## Task objective
Produce a word-for-word copy of the listing below without its pictures.

#### Dataset

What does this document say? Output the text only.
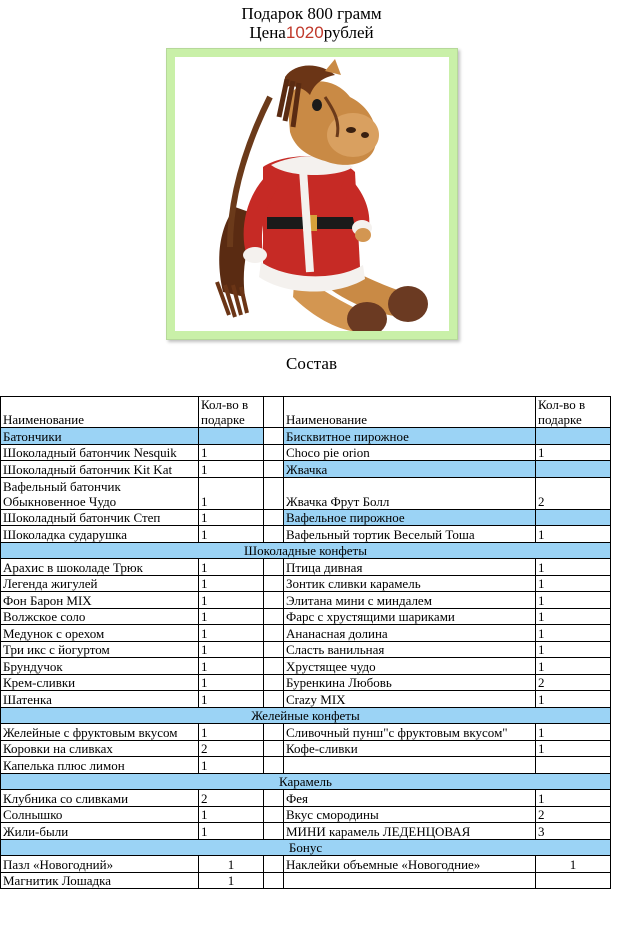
Подарок 800 грамм
Цена1020рублей
Состав
Наименование	Кол-во в подарке		Наименование	Кол-во в подарке
Батончики			Бисквитное пирожное	
Шоколадный батончик Nesquik	1		Choco pie orion	1
Шоколадный батончик Kit Kat	1		Жвачка	
Вафельный батончик Обыкновенное Чудо	1		Жвачка Фрут Болл	2
Шоколадный батончик Степ	1		Вафельное пирожное	
Шоколадка сударушка	1		Вафельный тортик Веселый Тоша	1
Шоколадные конфеты				
Арахис в шоколаде Трюк	1		Птица дивная	1
Легенда жигулей	1		Зонтик сливки карамель	1
Фон Барон MIX	1		Элитана мини с миндалем	1
Волжское соло	1		Фарс с хрустящими шариками	1
Медунок с орехом	1		Ананасная долина	1
Три икс с йогуртом	1		Сласть ванильная	1
Брундучок	1		Хрустящее чудо	1
Крем-сливки	1		Буренкина Любовь	2
Шатенка	1		Crazy MIX	1
Желейные конфеты				
Желейные с фруктовым вкусом	1		Сливочный пунш"с фруктовым вкусом"	1
Коровки на сливках	2		Кофе-сливки	1
Капелька плюс лимон	1			
Карамель				
Клубника со сливками	2		Фея	1
Солнышко	1		Вкус смородины	2
Жили-были	1		МИНИ карамель ЛЕДЕНЦОВАЯ	3
Бонус				
Пазл «Новогодний»	1		Наклейки объемные «Новогодние»	1
Магнитик Лошадка	1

########

## Task answer
What does this document say? Output the text only.
Подарок 800 грамм
Цена1020рублей
Состав
Наименование	Кол-во в подарке		Наименование	Кол-во в подарке
Батончики			Бисквитное пирожное	
Шоколадный батончик Nesquik	1		Choco pie orion	1
Шоколадный батончик Kit Kat	1		Жвачка	
Вафельный батончик Обыкновенное Чудо	1		Жвачка Фрут Болл	2
Шоколадный батончик Степ	1		Вафельное пирожное	
Шоколадка сударушка	1		Вафельный тортик Веселый Тоша	1
Шоколадные конфеты				
Арахис в шоколаде Трюк	1		Птица дивная	1
Легенда жигулей	1		Зонтик сливки карамель	1
Фон Барон MIX	1		Элитана мини с миндалем	1
Волжское соло	1		Фарс с хрустящими шариками	1
Медунок с орехом	1		Ананасная долина	1
Три икс с йогуртом	1		Сласть ванильная	1
Брундучок	1		Хрустящее чудо	1
Крем-сливки	1		Буренкина Любовь	2
Шатенка	1		Crazy MIX	1
Желейные конфеты				
Желейные с фруктовым вкусом	1		Сливочный пунш"с фруктовым вкусом"	1
Коровки на сливках	2		Кофе-сливки	1
Капелька плюс лимон	1			
Карамель				
Клубника со сливками	2		Фея	1
Солнышко	1		Вкус смородины	2
Жили-были	1		МИНИ карамель ЛЕДЕНЦОВАЯ	3
Бонус				
Пазл «Новогодний»	1		Наклейки объемные «Новогодние»	1
Магнитик Лошадка	1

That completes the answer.